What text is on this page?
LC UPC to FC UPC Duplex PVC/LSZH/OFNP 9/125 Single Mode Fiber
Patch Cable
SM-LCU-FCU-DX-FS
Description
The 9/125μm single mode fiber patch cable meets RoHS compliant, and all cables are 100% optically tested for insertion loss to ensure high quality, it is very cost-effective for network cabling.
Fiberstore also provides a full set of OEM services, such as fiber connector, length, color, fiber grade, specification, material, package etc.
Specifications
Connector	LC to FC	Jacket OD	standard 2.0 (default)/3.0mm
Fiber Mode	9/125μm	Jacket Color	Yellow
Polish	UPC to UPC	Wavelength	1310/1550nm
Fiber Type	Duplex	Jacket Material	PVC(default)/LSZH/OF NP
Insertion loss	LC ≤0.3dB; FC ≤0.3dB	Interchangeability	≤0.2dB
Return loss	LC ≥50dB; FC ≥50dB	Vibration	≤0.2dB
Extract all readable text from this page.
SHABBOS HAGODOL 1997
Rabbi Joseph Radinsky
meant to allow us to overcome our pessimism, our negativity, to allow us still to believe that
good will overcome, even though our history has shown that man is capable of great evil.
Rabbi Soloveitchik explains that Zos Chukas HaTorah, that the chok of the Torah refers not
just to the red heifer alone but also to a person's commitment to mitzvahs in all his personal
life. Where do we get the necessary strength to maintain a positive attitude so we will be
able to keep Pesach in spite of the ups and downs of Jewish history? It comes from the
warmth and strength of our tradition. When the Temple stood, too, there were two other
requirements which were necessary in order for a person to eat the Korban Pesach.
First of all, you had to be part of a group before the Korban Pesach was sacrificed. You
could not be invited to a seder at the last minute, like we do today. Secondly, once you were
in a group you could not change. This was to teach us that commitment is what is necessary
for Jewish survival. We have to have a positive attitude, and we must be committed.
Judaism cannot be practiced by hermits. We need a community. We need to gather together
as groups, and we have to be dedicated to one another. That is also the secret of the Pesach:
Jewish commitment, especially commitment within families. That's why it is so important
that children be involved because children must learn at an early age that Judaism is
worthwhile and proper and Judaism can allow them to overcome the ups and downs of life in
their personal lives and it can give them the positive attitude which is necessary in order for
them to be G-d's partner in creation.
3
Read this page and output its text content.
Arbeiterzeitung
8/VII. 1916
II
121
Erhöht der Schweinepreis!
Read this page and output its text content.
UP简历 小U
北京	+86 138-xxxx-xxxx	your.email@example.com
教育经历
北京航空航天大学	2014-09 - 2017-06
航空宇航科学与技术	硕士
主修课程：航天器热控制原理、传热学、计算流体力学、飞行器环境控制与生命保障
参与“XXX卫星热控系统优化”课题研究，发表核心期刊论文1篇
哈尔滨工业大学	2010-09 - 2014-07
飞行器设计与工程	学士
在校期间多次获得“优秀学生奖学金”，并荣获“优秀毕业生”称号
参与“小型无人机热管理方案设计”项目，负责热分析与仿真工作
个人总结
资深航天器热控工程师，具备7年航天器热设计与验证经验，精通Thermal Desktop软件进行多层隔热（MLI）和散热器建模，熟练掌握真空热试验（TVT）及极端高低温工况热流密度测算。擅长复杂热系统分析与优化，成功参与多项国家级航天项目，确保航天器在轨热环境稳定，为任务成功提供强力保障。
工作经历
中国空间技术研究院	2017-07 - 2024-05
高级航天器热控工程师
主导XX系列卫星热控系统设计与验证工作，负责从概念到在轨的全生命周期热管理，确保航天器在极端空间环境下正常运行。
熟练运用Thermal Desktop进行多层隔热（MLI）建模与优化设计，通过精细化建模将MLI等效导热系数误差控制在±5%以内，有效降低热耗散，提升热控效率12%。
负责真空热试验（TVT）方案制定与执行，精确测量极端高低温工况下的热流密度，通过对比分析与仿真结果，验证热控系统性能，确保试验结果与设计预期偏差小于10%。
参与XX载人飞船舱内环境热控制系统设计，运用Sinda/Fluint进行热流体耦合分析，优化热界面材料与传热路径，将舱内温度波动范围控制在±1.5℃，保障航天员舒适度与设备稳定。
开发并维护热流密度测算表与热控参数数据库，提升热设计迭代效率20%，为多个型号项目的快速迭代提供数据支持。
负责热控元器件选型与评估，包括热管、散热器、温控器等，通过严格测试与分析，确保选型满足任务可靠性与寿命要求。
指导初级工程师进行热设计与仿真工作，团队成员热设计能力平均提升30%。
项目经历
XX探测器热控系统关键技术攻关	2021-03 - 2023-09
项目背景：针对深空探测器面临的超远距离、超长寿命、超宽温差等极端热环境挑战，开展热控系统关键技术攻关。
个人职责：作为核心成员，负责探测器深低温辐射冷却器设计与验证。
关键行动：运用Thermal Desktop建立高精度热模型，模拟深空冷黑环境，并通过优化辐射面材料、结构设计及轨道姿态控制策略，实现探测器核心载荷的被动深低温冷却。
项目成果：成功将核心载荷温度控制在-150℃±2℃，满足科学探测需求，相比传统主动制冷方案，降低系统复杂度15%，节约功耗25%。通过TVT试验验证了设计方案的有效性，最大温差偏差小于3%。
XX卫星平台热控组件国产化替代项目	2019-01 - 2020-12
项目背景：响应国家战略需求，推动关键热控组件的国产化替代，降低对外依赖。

▶ **What you should do**
Pull out all lines of the data with the string "loss".

▶ **Written reply**
The 9/125μm single mode fiber patch cable meets RoHS compliant, and all cables are 100% optically tested for insertion loss to ensure high quality, it is very cost-effective for network cabling.
Insertion loss	LC ≤0.3dB; FC ≤0.3dB	Interchangeability	≤0.2dB
Return loss	LC ≥50dB; FC ≥50dB	Vibration	≤0.2dB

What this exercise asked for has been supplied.